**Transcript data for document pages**
---------------

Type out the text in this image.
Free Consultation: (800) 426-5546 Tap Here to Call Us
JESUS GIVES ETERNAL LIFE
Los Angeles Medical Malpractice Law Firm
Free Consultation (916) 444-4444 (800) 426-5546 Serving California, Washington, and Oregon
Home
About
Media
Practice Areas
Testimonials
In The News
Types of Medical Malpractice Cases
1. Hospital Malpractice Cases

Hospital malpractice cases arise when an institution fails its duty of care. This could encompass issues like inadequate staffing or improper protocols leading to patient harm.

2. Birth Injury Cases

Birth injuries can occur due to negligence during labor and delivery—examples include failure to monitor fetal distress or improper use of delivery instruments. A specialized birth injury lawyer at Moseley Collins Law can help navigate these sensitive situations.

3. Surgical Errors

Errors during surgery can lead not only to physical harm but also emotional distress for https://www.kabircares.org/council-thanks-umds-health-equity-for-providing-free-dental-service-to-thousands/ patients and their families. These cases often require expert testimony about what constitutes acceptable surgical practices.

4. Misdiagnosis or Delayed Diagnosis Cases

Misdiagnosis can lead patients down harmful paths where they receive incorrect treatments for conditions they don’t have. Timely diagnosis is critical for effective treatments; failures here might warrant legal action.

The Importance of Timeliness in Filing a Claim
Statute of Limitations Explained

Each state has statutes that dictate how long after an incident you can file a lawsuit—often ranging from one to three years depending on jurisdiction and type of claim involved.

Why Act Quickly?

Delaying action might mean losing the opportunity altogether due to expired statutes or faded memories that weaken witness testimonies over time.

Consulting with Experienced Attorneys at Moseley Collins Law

---------------

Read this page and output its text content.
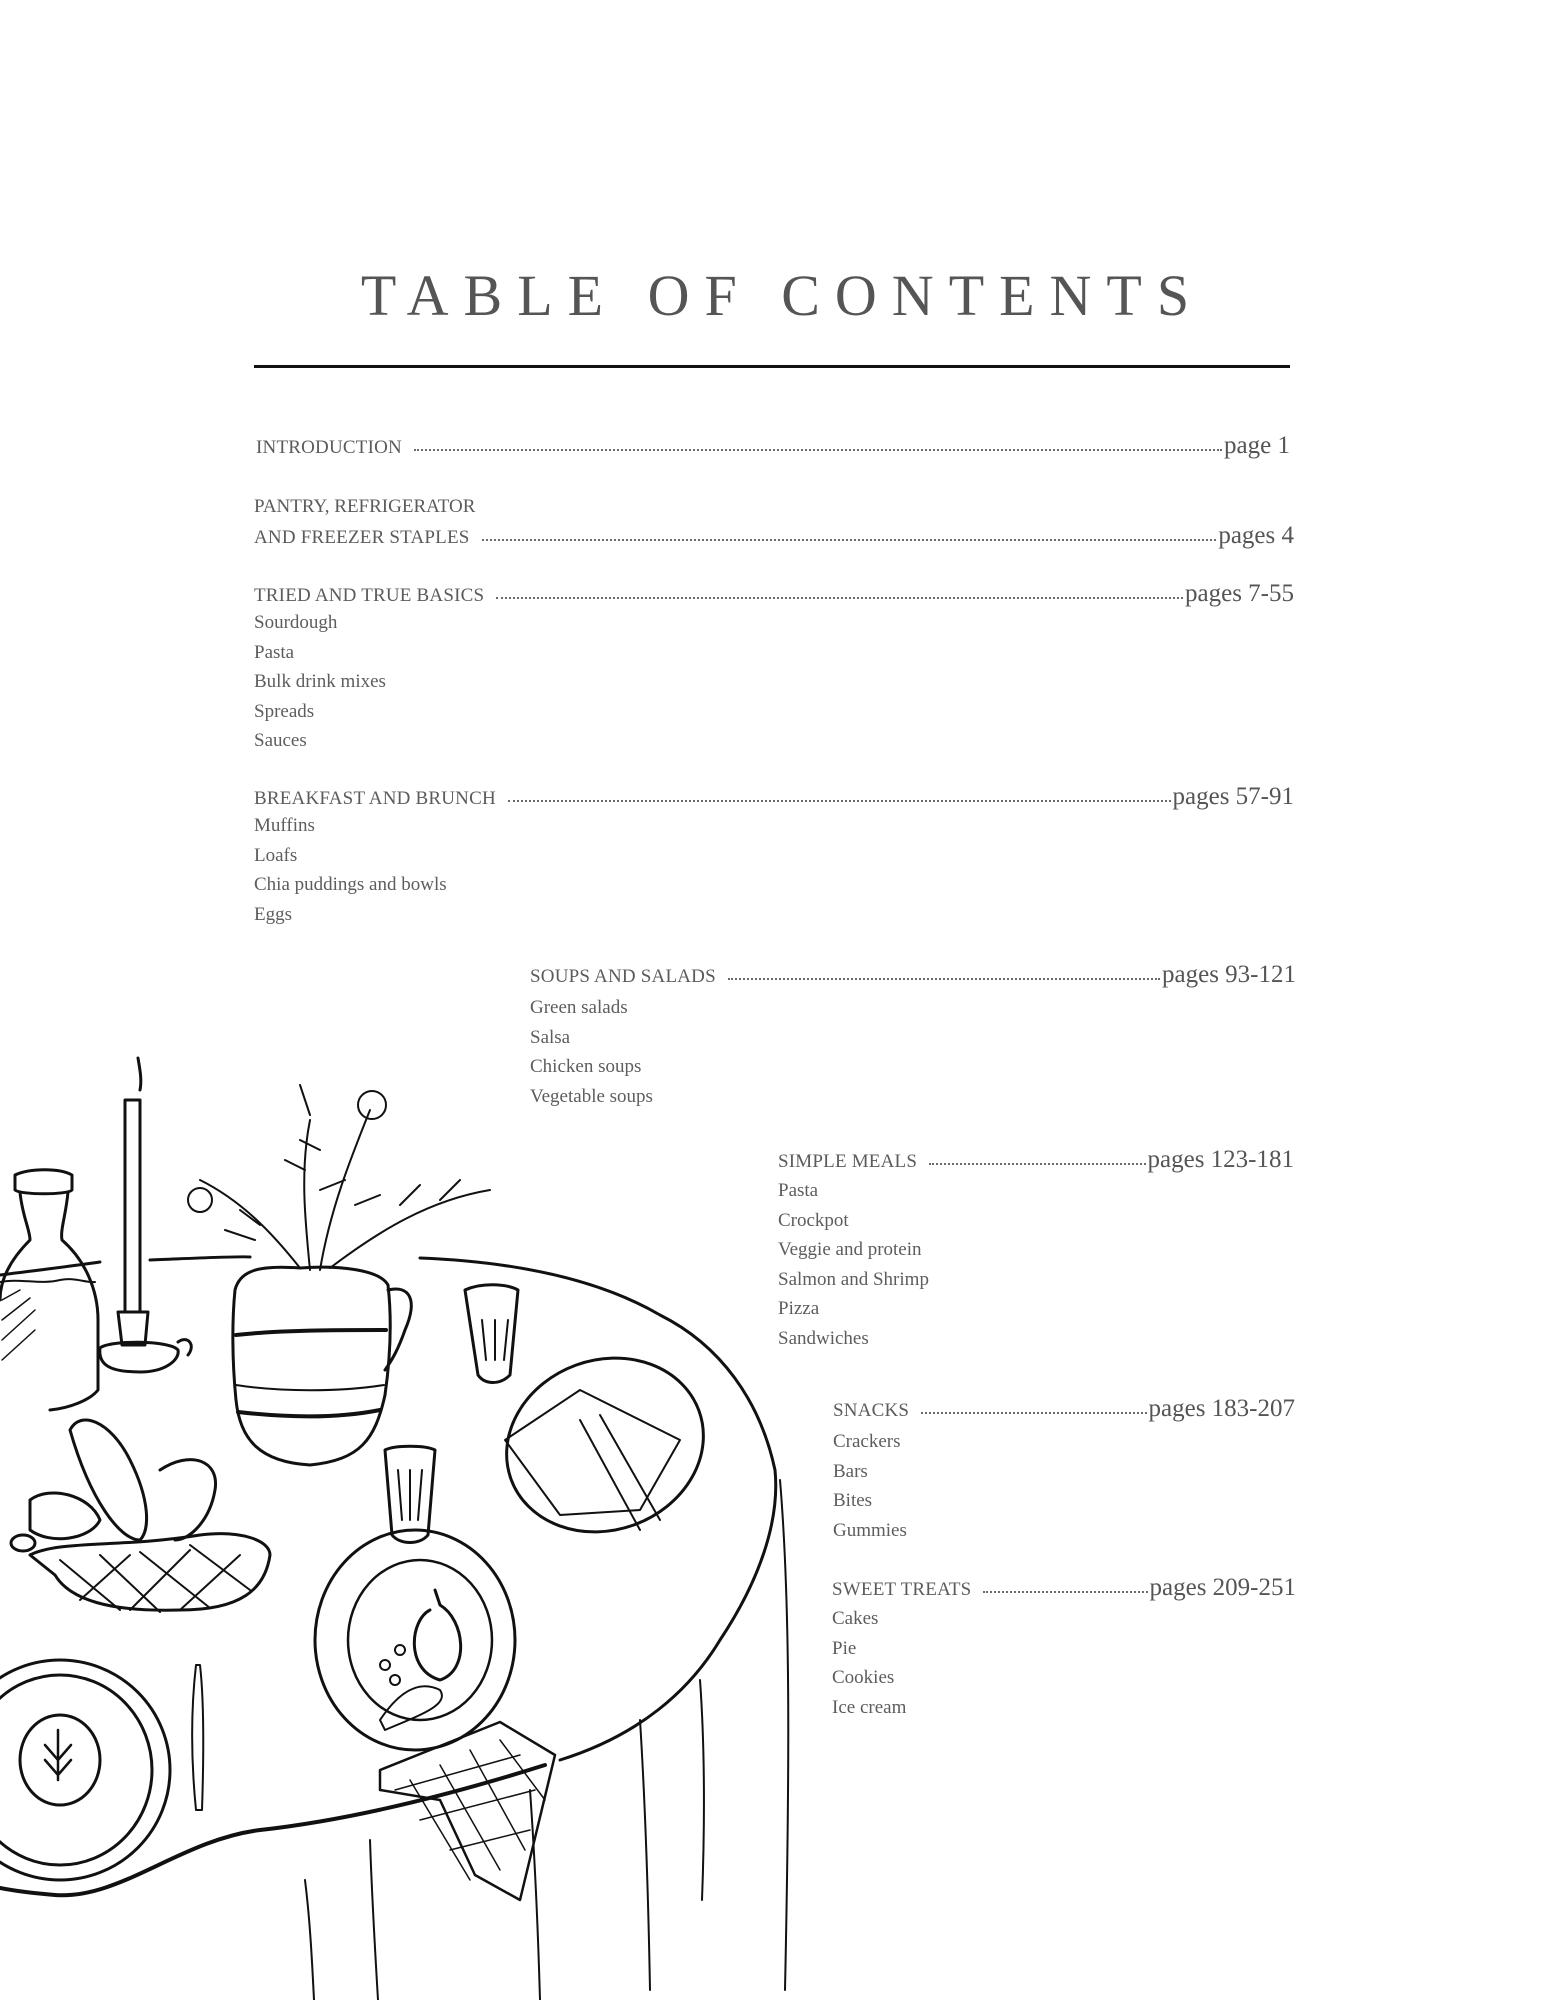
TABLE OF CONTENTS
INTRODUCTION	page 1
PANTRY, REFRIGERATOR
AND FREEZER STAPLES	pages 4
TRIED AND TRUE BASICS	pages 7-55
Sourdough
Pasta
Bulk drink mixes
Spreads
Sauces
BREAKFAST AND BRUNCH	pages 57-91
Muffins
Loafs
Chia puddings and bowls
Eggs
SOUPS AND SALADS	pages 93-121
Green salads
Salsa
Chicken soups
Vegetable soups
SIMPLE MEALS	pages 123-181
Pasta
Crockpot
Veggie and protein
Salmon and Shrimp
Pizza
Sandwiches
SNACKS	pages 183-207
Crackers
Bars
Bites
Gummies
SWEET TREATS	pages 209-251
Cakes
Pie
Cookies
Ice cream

---------------

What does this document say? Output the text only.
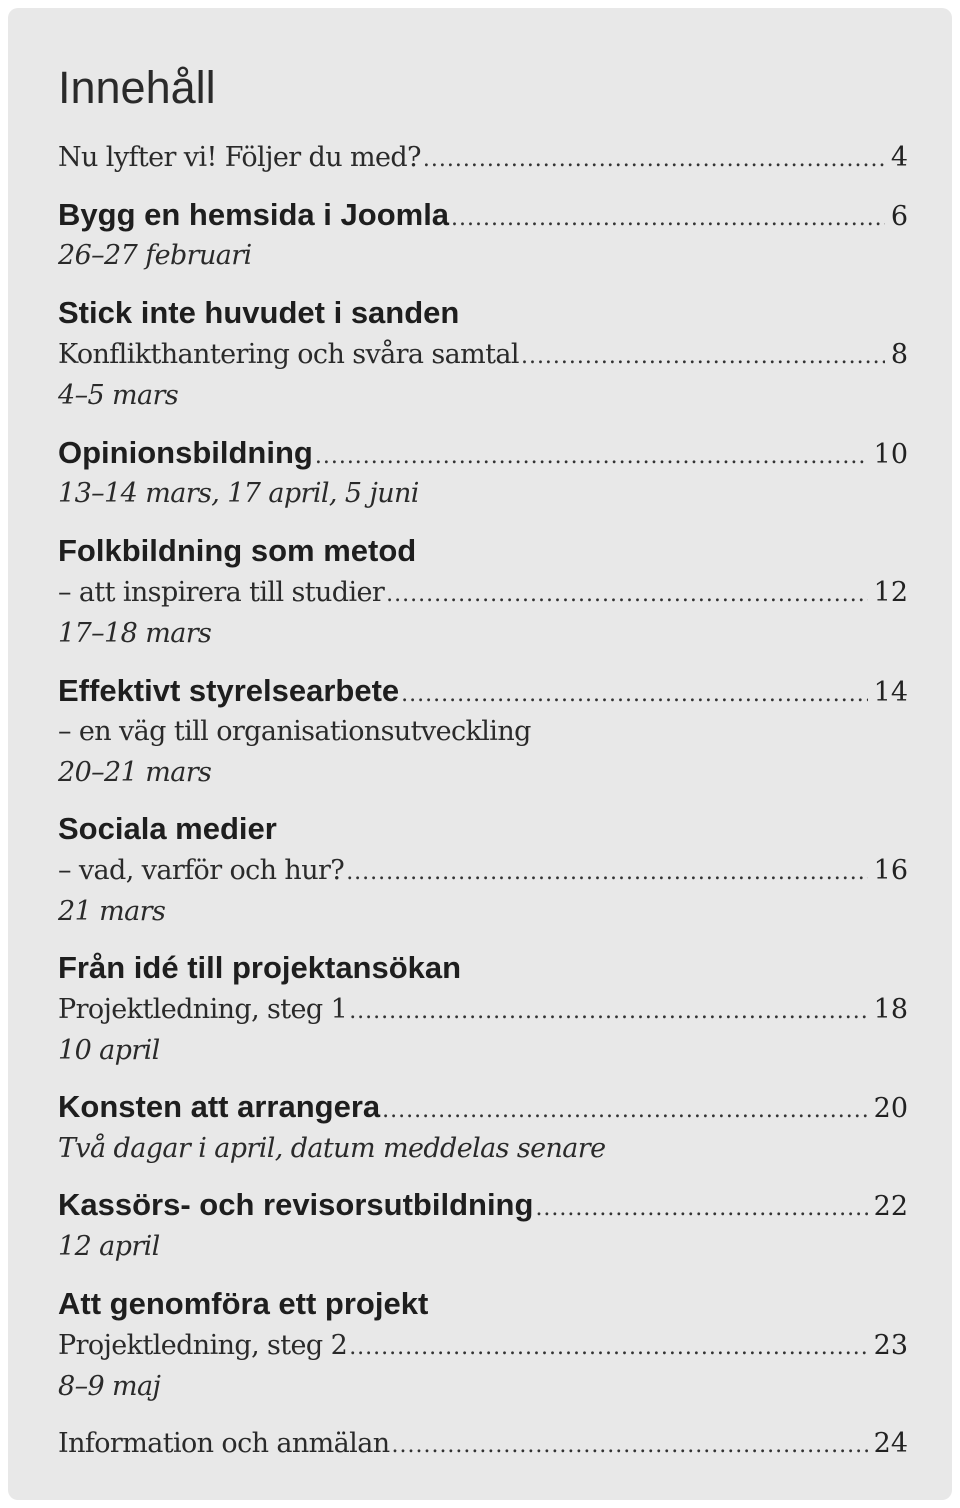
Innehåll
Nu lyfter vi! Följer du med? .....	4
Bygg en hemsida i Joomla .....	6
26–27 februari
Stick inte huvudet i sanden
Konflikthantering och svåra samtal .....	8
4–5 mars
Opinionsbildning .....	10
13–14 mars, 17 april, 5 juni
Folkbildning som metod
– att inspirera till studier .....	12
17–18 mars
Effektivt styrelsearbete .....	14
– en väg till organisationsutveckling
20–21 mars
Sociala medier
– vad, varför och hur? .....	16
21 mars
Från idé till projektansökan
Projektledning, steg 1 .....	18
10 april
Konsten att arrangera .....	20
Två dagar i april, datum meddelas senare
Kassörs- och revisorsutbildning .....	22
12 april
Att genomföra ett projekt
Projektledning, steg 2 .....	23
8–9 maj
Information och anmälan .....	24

---------------

**REQUIREMENT**
Check each line of the entries above for the string "steg", and return those that contain it.

**OUTPUT BELOW**
Projektledning, steg 1 .....	18
Projektledning, steg 2 .....	23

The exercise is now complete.